* REQUIREMENT
In the data below, find every line with the string "notification" and pull it out.

* RECORDS
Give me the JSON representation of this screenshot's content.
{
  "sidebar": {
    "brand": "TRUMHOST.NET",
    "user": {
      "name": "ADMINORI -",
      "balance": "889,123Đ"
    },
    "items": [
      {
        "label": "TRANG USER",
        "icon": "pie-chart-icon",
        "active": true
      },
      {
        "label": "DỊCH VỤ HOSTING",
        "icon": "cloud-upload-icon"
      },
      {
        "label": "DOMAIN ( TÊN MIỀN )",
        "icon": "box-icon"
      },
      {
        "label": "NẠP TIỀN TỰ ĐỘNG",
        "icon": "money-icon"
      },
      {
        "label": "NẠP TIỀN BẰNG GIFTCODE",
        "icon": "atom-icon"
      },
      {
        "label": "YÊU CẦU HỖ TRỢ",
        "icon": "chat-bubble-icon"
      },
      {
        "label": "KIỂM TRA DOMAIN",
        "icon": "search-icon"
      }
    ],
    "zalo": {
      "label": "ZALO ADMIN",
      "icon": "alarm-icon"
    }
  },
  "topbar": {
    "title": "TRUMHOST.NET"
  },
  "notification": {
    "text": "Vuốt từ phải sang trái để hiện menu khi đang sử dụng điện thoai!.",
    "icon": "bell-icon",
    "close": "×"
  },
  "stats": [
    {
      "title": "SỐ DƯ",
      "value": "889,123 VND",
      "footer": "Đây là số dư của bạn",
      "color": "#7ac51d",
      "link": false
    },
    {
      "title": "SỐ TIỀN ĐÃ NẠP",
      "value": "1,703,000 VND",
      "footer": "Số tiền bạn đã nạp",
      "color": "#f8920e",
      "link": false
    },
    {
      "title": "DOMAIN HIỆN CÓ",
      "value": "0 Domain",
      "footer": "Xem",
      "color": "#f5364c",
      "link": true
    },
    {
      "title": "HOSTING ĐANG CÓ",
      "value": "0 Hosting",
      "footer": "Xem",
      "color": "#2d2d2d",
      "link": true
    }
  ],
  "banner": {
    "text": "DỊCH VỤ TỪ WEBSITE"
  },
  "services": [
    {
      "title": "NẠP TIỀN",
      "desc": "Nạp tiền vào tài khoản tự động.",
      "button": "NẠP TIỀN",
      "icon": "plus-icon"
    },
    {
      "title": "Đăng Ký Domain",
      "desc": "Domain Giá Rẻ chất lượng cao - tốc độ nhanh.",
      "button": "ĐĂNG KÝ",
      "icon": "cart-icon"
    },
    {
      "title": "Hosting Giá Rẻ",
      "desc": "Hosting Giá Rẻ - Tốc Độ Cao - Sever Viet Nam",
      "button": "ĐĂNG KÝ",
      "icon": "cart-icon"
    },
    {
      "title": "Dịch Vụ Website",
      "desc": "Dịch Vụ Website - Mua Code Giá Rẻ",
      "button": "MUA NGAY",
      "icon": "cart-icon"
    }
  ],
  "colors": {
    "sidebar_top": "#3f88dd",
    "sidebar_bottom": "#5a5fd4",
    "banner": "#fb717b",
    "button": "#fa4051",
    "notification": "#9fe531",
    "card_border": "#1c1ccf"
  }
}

* THE SOLUTION
  "notification": {
    "notification": "#9fe531",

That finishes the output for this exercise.